From the entries provided below, copy each line that contains the word "structured".
++++
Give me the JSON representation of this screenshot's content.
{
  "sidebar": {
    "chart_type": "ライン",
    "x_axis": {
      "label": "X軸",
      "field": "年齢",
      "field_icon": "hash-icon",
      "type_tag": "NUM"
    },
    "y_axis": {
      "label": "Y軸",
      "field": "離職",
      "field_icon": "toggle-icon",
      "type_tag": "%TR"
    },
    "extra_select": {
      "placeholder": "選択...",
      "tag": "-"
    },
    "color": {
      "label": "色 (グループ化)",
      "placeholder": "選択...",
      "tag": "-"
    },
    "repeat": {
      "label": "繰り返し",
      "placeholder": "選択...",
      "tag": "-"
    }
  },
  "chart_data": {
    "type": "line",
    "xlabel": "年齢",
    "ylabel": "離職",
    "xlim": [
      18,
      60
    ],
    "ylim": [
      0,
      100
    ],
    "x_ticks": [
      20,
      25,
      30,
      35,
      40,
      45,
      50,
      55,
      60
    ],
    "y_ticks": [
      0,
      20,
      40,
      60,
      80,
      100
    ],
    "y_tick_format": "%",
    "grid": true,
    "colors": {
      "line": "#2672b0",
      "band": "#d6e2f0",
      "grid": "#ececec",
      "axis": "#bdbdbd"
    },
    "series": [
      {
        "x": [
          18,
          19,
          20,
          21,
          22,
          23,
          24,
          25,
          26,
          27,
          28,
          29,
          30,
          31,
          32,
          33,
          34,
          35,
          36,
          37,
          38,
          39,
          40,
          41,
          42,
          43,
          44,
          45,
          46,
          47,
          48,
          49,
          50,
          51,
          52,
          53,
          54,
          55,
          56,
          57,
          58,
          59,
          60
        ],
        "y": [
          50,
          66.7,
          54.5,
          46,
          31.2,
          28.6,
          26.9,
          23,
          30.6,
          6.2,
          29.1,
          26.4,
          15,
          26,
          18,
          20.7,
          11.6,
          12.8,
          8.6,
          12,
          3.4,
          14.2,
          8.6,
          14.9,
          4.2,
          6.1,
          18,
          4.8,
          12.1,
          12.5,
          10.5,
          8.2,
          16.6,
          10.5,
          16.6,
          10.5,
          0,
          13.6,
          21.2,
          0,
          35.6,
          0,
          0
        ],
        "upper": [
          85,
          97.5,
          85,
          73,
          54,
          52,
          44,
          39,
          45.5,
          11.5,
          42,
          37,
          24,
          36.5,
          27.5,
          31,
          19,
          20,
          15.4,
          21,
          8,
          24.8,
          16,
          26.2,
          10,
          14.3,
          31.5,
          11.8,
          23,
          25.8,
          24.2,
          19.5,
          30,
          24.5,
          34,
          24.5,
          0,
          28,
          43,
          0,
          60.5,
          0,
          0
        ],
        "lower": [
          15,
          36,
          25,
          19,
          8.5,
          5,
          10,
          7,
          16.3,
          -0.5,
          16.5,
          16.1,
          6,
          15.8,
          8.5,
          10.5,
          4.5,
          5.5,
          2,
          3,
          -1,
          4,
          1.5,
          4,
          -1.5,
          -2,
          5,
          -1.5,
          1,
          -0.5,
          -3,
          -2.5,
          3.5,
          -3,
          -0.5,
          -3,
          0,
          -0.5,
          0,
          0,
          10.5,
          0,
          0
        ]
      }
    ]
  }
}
++++
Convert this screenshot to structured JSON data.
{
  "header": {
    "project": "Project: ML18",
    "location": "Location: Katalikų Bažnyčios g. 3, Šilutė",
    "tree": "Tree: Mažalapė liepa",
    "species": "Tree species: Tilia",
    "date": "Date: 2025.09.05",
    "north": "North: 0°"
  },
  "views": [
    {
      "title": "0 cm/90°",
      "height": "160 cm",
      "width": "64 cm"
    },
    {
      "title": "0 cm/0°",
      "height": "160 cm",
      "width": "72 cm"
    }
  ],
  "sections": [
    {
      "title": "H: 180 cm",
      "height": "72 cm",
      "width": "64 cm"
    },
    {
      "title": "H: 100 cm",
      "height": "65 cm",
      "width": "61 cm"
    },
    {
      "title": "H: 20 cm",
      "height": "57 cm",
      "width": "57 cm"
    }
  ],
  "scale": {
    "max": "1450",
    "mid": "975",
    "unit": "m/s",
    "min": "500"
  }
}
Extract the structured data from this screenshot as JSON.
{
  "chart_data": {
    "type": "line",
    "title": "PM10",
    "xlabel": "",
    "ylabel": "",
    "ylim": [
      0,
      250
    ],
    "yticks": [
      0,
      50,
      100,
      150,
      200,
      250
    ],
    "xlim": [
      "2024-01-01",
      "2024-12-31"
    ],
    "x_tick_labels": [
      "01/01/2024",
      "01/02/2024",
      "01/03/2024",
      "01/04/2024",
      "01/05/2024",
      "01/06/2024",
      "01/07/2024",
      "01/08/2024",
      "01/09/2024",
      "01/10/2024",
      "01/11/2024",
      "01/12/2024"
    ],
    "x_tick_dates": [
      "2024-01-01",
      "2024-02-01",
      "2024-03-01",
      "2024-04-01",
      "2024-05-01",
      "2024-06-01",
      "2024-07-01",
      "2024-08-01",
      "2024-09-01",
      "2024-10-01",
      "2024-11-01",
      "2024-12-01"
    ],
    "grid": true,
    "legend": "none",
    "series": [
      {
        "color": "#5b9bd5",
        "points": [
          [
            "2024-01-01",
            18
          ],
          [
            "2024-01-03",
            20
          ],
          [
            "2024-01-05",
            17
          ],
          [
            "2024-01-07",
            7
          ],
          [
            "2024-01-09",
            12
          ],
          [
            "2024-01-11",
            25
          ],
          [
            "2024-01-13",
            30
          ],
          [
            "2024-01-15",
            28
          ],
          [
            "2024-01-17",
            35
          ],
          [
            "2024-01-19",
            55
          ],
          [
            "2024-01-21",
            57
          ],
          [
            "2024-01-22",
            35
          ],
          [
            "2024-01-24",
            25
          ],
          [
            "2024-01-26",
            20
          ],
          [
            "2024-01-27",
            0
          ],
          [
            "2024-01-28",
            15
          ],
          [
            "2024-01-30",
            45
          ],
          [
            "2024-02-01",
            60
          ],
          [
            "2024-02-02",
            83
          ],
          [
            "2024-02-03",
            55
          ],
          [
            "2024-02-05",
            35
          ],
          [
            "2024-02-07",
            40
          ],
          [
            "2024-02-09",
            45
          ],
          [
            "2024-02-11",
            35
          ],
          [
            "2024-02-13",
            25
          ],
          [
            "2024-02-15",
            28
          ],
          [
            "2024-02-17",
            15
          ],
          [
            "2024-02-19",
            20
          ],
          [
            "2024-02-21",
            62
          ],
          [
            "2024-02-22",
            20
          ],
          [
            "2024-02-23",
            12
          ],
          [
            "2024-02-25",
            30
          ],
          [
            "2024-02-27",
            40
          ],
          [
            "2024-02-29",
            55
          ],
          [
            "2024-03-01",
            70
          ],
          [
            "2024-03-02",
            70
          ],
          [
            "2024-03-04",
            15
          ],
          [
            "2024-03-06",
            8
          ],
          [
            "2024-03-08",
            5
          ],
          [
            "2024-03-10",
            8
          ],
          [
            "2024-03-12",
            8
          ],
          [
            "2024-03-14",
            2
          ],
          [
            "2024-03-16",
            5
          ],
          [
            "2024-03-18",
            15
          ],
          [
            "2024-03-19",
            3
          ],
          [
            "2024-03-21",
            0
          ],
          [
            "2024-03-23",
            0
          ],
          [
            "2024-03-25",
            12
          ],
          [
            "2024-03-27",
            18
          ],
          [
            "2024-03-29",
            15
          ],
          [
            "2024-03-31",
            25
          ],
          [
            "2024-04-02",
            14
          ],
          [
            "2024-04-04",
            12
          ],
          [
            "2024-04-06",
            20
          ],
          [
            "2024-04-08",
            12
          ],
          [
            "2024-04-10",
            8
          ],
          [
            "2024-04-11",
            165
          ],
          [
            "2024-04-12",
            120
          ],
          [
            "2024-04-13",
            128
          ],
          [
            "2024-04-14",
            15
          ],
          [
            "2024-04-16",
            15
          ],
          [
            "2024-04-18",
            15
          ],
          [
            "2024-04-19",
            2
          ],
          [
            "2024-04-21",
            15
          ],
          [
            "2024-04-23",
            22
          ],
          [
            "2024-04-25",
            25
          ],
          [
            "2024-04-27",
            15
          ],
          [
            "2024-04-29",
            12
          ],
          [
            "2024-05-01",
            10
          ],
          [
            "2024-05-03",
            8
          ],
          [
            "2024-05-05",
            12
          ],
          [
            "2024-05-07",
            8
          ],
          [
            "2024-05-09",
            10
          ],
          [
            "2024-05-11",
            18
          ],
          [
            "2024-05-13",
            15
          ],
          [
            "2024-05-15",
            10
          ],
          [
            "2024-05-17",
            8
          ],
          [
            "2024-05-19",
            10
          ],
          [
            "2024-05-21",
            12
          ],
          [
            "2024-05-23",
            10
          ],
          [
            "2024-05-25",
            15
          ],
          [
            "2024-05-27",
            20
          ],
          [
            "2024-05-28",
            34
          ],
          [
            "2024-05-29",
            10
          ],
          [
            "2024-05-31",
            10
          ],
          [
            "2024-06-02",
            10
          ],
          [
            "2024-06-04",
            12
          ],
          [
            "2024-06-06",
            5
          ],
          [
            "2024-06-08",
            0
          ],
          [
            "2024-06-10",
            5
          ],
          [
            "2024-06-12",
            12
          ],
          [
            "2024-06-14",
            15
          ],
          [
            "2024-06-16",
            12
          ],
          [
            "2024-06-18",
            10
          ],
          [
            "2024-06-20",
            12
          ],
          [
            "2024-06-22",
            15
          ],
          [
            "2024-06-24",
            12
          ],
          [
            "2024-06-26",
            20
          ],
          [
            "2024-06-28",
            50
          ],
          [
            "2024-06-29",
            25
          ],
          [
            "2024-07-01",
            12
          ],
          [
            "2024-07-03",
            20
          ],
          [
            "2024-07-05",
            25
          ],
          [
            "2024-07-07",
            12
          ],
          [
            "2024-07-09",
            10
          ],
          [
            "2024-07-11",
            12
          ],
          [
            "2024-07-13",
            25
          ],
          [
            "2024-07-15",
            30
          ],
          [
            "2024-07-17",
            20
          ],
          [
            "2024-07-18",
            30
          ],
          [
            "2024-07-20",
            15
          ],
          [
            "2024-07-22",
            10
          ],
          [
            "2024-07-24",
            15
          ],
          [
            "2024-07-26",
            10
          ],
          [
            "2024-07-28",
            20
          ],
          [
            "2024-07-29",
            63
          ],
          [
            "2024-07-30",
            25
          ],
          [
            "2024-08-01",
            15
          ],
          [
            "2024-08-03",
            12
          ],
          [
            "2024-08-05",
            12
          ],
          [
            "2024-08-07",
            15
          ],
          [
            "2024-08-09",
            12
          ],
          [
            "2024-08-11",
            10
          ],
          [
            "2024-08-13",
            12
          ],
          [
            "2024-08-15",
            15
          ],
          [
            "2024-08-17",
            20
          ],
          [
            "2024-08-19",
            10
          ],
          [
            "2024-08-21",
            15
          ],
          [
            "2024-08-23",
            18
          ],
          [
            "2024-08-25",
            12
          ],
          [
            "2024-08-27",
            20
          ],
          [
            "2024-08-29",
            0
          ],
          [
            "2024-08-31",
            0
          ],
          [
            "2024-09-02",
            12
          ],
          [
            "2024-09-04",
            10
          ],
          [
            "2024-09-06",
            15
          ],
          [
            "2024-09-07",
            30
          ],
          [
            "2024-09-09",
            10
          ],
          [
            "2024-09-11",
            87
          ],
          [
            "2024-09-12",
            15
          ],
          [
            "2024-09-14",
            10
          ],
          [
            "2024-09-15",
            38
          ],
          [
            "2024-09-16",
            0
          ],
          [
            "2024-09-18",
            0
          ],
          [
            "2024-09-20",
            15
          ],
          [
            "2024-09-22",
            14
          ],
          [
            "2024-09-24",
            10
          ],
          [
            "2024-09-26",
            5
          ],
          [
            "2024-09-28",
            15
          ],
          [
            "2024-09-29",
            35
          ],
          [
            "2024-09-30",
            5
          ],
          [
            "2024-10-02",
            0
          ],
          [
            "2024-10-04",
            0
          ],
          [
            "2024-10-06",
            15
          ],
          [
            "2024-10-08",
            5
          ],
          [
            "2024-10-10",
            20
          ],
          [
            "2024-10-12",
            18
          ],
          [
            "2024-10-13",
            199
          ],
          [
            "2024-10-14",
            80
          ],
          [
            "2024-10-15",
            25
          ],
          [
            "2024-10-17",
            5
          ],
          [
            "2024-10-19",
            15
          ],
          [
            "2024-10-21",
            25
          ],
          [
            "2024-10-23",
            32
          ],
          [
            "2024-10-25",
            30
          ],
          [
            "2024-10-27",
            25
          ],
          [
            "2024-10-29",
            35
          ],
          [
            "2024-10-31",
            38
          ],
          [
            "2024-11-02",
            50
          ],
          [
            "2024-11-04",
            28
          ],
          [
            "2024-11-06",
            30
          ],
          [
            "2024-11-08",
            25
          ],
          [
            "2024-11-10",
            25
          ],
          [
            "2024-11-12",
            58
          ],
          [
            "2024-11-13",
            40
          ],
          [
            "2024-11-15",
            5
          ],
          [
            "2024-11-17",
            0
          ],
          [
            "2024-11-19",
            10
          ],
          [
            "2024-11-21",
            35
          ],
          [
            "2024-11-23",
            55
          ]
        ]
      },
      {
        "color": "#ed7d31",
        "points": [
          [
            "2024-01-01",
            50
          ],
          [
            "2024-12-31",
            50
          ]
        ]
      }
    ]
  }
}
++++
*EXPECTED ANSWER*
Convert this screenshot to structured JSON data.
Extract the structured data from this screenshot as JSON.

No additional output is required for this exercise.